**Task requirements:**
Look through the listing and locate every line containing the word "name"; copy those lines.

-- BEGIN Provided data --

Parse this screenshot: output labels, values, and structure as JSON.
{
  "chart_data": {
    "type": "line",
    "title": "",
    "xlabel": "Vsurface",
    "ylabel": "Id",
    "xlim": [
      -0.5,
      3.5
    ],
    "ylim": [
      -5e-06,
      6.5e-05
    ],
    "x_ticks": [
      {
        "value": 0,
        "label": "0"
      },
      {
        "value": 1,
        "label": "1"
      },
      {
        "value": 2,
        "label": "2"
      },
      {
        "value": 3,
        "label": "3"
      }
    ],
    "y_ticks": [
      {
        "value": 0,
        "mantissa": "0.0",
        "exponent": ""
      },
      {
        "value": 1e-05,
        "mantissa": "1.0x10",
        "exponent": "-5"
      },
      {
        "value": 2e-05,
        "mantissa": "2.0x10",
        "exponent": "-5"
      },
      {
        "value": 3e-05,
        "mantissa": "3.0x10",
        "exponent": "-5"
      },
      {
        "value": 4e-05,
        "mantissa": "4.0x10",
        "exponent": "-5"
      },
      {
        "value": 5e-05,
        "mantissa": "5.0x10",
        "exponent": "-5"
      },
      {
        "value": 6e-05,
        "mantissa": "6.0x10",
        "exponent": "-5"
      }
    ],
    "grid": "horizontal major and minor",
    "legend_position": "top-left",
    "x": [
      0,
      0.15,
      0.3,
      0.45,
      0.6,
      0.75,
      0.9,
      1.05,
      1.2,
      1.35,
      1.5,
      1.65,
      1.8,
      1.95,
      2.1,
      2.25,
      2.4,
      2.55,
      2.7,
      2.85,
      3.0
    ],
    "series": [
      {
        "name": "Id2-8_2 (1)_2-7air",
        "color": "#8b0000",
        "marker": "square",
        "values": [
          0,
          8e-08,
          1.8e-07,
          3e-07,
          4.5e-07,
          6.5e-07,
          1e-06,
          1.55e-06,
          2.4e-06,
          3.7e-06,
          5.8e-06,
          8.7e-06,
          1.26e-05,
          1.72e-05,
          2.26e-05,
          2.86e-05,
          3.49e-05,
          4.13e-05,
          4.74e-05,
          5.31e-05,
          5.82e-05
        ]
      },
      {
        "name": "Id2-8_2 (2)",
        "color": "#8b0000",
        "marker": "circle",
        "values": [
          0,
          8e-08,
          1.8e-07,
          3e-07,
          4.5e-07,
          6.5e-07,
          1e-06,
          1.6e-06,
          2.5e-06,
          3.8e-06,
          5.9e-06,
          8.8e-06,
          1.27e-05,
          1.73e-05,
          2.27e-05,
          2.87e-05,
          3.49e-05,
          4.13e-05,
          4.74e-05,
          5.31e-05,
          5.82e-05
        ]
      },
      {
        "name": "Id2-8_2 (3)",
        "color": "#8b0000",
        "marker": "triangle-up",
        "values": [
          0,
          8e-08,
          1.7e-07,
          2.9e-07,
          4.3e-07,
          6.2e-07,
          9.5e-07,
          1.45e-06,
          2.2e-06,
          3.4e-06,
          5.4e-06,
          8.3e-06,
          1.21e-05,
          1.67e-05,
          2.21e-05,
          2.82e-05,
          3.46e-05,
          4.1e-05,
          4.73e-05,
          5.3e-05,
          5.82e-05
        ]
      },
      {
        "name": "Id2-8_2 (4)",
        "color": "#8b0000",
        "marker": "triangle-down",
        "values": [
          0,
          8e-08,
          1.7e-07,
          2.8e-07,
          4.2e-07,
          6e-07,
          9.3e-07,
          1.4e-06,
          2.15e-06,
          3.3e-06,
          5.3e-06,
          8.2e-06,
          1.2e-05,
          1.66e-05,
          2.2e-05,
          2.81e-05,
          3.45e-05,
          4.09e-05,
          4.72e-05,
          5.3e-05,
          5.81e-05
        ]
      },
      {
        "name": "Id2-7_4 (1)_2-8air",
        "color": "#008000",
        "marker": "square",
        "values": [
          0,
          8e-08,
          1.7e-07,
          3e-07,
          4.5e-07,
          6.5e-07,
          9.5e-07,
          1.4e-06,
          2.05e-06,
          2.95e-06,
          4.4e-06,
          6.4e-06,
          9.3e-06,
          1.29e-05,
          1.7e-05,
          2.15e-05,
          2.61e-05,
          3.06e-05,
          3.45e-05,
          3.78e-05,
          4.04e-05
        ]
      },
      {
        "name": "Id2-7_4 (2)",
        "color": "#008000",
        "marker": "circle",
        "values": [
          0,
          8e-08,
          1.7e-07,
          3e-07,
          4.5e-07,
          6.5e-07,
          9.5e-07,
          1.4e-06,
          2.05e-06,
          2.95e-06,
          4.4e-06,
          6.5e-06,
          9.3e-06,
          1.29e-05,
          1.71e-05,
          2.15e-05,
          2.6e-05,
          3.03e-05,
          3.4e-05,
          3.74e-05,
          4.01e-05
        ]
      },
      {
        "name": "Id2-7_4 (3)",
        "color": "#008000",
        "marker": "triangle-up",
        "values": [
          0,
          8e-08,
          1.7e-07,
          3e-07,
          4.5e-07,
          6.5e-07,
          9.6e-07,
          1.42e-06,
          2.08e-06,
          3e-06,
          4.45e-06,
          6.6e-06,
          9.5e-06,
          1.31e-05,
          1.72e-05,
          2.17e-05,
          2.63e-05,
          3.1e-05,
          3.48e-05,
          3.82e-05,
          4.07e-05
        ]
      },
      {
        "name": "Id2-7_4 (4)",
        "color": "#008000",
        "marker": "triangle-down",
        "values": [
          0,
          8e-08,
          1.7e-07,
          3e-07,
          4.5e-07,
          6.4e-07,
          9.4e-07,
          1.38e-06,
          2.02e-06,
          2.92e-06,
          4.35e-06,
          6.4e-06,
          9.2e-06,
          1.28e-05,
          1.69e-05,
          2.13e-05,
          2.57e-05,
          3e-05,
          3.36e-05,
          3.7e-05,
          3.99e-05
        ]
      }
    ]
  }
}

-- END Provided data --

**Final result:**
        "name": "Id2-8_2 (1)_2-7air",
        "name": "Id2-8_2 (2)",
        "name": "Id2-8_2 (3)",
        "name": "Id2-8_2 (4)",
        "name": "Id2-7_4 (1)_2-8air",
        "name": "Id2-7_4 (2)",
        "name": "Id2-7_4 (3)",
        "name": "Id2-7_4 (4)",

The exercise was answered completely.